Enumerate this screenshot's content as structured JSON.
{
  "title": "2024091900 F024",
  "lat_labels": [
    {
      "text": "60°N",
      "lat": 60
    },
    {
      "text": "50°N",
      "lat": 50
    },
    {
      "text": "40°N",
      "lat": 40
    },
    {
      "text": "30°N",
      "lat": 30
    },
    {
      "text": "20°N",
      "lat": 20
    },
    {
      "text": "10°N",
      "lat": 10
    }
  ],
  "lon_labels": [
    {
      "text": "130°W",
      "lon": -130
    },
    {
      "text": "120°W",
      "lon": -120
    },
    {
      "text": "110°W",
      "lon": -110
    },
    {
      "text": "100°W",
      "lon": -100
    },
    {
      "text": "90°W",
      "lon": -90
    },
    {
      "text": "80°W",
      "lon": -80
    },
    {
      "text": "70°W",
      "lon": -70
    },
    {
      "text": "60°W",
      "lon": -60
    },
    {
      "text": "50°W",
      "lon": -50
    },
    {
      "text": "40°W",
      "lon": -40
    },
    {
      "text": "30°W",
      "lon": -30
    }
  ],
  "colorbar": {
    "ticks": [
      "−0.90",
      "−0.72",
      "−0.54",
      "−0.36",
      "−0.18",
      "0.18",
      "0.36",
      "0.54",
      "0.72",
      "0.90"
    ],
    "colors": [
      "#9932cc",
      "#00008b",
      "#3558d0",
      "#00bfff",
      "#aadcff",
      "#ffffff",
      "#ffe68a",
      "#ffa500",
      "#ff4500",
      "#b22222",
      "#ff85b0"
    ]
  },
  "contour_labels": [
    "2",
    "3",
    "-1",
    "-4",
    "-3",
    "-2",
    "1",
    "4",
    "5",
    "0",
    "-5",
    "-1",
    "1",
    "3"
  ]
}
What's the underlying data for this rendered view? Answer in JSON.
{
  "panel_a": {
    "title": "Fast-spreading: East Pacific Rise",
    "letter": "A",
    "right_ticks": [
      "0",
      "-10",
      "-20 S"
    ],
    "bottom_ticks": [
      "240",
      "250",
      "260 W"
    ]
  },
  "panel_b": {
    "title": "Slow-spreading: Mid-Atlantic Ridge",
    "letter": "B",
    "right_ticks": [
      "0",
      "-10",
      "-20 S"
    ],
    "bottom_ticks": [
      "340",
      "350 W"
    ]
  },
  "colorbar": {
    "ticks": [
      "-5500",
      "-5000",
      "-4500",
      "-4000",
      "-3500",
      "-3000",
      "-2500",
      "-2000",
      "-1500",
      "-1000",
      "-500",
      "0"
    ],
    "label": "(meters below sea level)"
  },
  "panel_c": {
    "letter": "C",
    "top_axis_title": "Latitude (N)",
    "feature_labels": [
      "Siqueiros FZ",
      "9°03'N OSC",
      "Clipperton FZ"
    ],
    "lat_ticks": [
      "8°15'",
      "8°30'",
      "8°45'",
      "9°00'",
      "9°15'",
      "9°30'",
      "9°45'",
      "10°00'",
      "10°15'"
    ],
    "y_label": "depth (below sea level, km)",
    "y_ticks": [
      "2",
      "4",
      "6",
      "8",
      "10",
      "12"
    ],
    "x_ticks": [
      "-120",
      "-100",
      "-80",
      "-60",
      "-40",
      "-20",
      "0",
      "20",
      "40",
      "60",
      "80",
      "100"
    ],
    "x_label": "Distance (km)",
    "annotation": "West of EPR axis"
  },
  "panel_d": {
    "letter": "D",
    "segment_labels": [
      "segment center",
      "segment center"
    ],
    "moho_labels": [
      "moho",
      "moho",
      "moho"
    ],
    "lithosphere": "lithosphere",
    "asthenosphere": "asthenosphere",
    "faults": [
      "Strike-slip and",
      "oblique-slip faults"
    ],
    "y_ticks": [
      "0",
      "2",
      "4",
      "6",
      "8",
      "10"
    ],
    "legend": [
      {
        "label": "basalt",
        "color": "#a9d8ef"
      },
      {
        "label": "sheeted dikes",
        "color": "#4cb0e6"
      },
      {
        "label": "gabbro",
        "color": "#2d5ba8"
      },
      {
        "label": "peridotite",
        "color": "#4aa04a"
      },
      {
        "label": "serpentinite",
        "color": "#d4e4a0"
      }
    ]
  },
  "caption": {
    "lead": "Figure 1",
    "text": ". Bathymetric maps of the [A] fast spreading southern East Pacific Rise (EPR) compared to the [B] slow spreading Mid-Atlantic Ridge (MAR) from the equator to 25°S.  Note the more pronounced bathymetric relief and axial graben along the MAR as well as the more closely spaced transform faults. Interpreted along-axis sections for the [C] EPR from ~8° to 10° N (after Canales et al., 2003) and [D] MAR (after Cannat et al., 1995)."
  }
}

### [What is being asked]
Write out every entry word for word.

### [Result of the exercise]
Enumerate this screenshot's content as structured JSON.
{
  "title": "2024091900 F024",
  "lat_labels": [
    {
      "text": "60°N",
      "lat": 60
    },
    {
      "text": "50°N",
      "lat": 50
    },
    {
      "text": "40°N",
      "lat": 40
    },
    {
      "text": "30°N",
      "lat": 30
    },
    {
      "text": "20°N",
      "lat": 20
    },
    {
      "text": "10°N",
      "lat": 10
    }
  ],
  "lon_labels": [
    {
      "text": "130°W",
      "lon": -130
    },
    {
      "text": "120°W",
      "lon": -120
    },
    {
      "text": "110°W",
      "lon": -110
    },
    {
      "text": "100°W",
      "lon": -100
    },
    {
      "text": "90°W",
      "lon": -90
    },
    {
      "text": "80°W",
      "lon": -80
    },
    {
      "text": "70°W",
      "lon": -70
    },
    {
      "text": "60°W",
      "lon": -60
    },
    {
      "text": "50°W",
      "lon": -50
    },
    {
      "text": "40°W",
      "lon": -40
    },
    {
      "text": "30°W",
      "lon": -30
    }
  ],
  "colorbar": {
    "ticks": [
      "−0.90",
      "−0.72",
      "−0.54",
      "−0.36",
      "−0.18",
      "0.18",
      "0.36",
      "0.54",
      "0.72",
      "0.90"
    ],
    "colors": [
      "#9932cc",
      "#00008b",
      "#3558d0",
      "#00bfff",
      "#aadcff",
      "#ffffff",
      "#ffe68a",
      "#ffa500",
      "#ff4500",
      "#b22222",
      "#ff85b0"
    ]
  },
  "contour_labels": [
    "2",
    "3",
    "-1",
    "-4",
    "-3",
    "-2",
    "1",
    "4",
    "5",
    "0",
    "-5",
    "-1",
    "1",
    "3"
  ]
}
What's the underlying data for this rendered view? Answer in JSON.
{
  "panel_a": {
    "title": "Fast-spreading: East Pacific Rise",
    "letter": "A",
    "right_ticks": [
      "0",
      "-10",
      "-20 S"
    ],
    "bottom_ticks": [
      "240",
      "250",
      "260 W"
    ]
  },
  "panel_b": {
    "title": "Slow-spreading: Mid-Atlantic Ridge",
    "letter": "B",
    "right_ticks": [
      "0",
      "-10",
      "-20 S"
    ],
    "bottom_ticks": [
      "340",
      "350 W"
    ]
  },
  "colorbar": {
    "ticks": [
      "-5500",
      "-5000",
      "-4500",
      "-4000",
      "-3500",
      "-3000",
      "-2500",
      "-2000",
      "-1500",
      "-1000",
      "-500",
      "0"
    ],
    "label": "(meters below sea level)"
  },
  "panel_c": {
    "letter": "C",
    "top_axis_title": "Latitude (N)",
    "feature_labels": [
      "Siqueiros FZ",
      "9°03'N OSC",
      "Clipperton FZ"
    ],
    "lat_ticks": [
      "8°15'",
      "8°30'",
      "8°45'",
      "9°00'",
      "9°15'",
      "9°30'",
      "9°45'",
      "10°00'",
      "10°15'"
    ],
    "y_label": "depth (below sea level, km)",
    "y_ticks": [
      "2",
      "4",
      "6",
      "8",
      "10",
      "12"
    ],
    "x_ticks": [
      "-120",
      "-100",
      "-80",
      "-60",
      "-40",
      "-20",
      "0",
      "20",
      "40",
      "60",
      "80",
      "100"
    ],
    "x_label": "Distance (km)",
    "annotation": "West of EPR axis"
  },
  "panel_d": {
    "letter": "D",
    "segment_labels": [
      "segment center",
      "segment center"
    ],
    "moho_labels": [
      "moho",
      "moho",
      "moho"
    ],
    "lithosphere": "lithosphere",
    "asthenosphere": "asthenosphere",
    "faults": [
      "Strike-slip and",
      "oblique-slip faults"
    ],
    "y_ticks": [
      "0",
      "2",
      "4",
      "6",
      "8",
      "10"
    ],
    "legend": [
      {
        "label": "basalt",
        "color": "#a9d8ef"
      },
      {
        "label": "sheeted dikes",
        "color": "#4cb0e6"
      },
      {
        "label": "gabbro",
        "color": "#2d5ba8"
      },
      {
        "label": "peridotite",
        "color": "#4aa04a"
      },
      {
        "label": "serpentinite",
        "color": "#d4e4a0"
      }
    ]
  },
  "caption": {
    "lead": "Figure 1",
    "text": ". Bathymetric maps of the [A] fast spreading southern East Pacific Rise (EPR) compared to the [B] slow spreading Mid-Atlantic Ridge (MAR) from the equator to 25°S.  Note the more pronounced bathymetric relief and axial graben along the MAR as well as the more closely spaced transform faults. Interpreted along-axis sections for the [C] EPR from ~8° to 10° N (after Canales et al., 2003) and [D] MAR (after Cannat et al., 1995)."
  }
}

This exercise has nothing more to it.